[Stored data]
--- Begin ---

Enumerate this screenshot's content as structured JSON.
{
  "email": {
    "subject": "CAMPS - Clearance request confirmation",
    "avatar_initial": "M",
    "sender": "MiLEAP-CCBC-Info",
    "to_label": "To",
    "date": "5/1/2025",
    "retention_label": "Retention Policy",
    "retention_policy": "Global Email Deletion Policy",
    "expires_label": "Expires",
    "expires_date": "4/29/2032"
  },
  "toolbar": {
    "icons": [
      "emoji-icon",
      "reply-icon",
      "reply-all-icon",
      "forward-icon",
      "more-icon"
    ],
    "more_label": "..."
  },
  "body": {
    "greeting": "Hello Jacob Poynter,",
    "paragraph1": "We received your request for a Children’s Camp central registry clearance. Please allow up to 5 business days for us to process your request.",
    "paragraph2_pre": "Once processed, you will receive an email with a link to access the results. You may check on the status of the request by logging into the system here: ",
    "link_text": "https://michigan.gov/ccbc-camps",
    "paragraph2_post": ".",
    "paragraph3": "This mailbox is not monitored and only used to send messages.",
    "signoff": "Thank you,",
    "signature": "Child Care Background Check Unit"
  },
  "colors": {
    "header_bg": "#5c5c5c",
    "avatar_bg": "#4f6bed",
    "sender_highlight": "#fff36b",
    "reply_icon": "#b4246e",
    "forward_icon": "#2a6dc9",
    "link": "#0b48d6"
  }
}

--- End ---

> _Given instruction_: Output the full listing exactly as it stands.

> _Task solution_:
Enumerate this screenshot's content as structured JSON.
{
  "email": {
    "subject": "CAMPS - Clearance request confirmation",
    "avatar_initial": "M",
    "sender": "MiLEAP-CCBC-Info",
    "to_label": "To",
    "date": "5/1/2025",
    "retention_label": "Retention Policy",
    "retention_policy": "Global Email Deletion Policy",
    "expires_label": "Expires",
    "expires_date": "4/29/2032"
  },
  "toolbar": {
    "icons": [
      "emoji-icon",
      "reply-icon",
      "reply-all-icon",
      "forward-icon",
      "more-icon"
    ],
    "more_label": "..."
  },
  "body": {
    "greeting": "Hello Jacob Poynter,",
    "paragraph1": "We received your request for a Children’s Camp central registry clearance. Please allow up to 5 business days for us to process your request.",
    "paragraph2_pre": "Once processed, you will receive an email with a link to access the results. You may check on the status of the request by logging into the system here: ",
    "link_text": "https://michigan.gov/ccbc-camps",
    "paragraph2_post": ".",
    "paragraph3": "This mailbox is not monitored and only used to send messages.",
    "signoff": "Thank you,",
    "signature": "Child Care Background Check Unit"
  },
  "colors": {
    "header_bg": "#5c5c5c",
    "avatar_bg": "#4f6bed",
    "sender_highlight": "#fff36b",
    "reply_icon": "#b4246e",
    "forward_icon": "#2a6dc9",
    "link": "#0b48d6"
  }
}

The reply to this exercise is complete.